:: MATERIALS PROVIDED ::

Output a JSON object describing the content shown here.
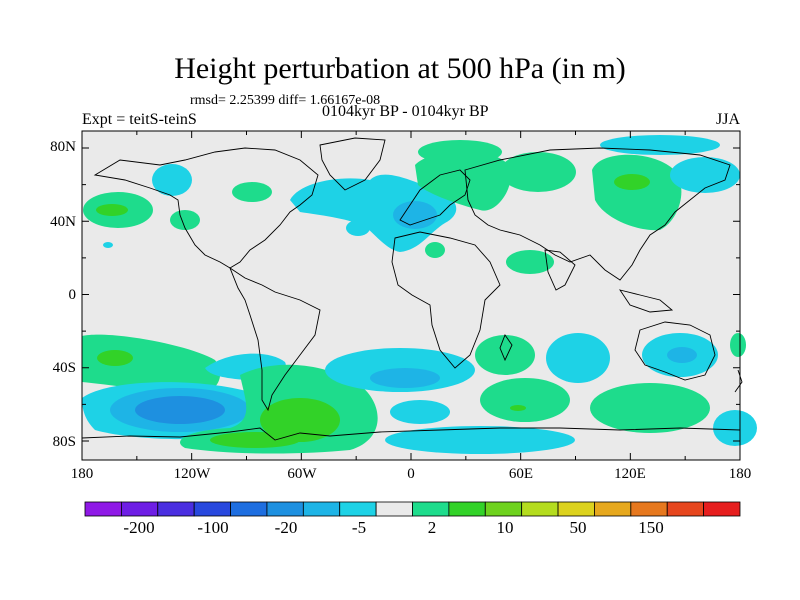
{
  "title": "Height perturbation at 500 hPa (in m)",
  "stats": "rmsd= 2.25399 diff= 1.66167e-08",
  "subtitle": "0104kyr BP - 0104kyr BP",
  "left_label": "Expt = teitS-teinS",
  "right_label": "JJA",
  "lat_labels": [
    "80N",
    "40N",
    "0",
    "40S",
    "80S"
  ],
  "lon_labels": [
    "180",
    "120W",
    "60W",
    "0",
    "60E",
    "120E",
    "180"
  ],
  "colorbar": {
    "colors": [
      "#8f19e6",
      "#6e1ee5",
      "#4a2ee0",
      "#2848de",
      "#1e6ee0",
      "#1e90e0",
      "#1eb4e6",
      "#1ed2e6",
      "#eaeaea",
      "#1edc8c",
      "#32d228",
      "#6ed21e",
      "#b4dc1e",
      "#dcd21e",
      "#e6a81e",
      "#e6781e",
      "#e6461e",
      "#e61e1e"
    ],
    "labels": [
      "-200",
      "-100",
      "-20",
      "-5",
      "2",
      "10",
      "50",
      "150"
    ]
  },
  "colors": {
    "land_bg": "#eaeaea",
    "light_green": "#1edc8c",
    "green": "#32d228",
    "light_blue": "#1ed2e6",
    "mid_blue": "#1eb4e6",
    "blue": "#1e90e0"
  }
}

:::

-- GIVEN INSTRUCTION --
Quote each entry above verbatim and drop the pictures.

-- THE OUTPUT --
Output a JSON object describing the content shown here.
{
  "title": "Height perturbation at 500 hPa (in m)",
  "stats": "rmsd= 2.25399 diff= 1.66167e-08",
  "subtitle": "0104kyr BP - 0104kyr BP",
  "left_label": "Expt = teitS-teinS",
  "right_label": "JJA",
  "lat_labels": [
    "80N",
    "40N",
    "0",
    "40S",
    "80S"
  ],
  "lon_labels": [
    "180",
    "120W",
    "60W",
    "0",
    "60E",
    "120E",
    "180"
  ],
  "colorbar": {
    "colors": [
      "#8f19e6",
      "#6e1ee5",
      "#4a2ee0",
      "#2848de",
      "#1e6ee0",
      "#1e90e0",
      "#1eb4e6",
      "#1ed2e6",
      "#eaeaea",
      "#1edc8c",
      "#32d228",
      "#6ed21e",
      "#b4dc1e",
      "#dcd21e",
      "#e6a81e",
      "#e6781e",
      "#e6461e",
      "#e61e1e"
    ],
    "labels": [
      "-200",
      "-100",
      "-20",
      "-5",
      "2",
      "10",
      "50",
      "150"
    ]
  },
  "colors": {
    "land_bg": "#eaeaea",
    "light_green": "#1edc8c",
    "green": "#32d228",
    "light_blue": "#1ed2e6",
    "mid_blue": "#1eb4e6",
    "blue": "#1e90e0"
  }
}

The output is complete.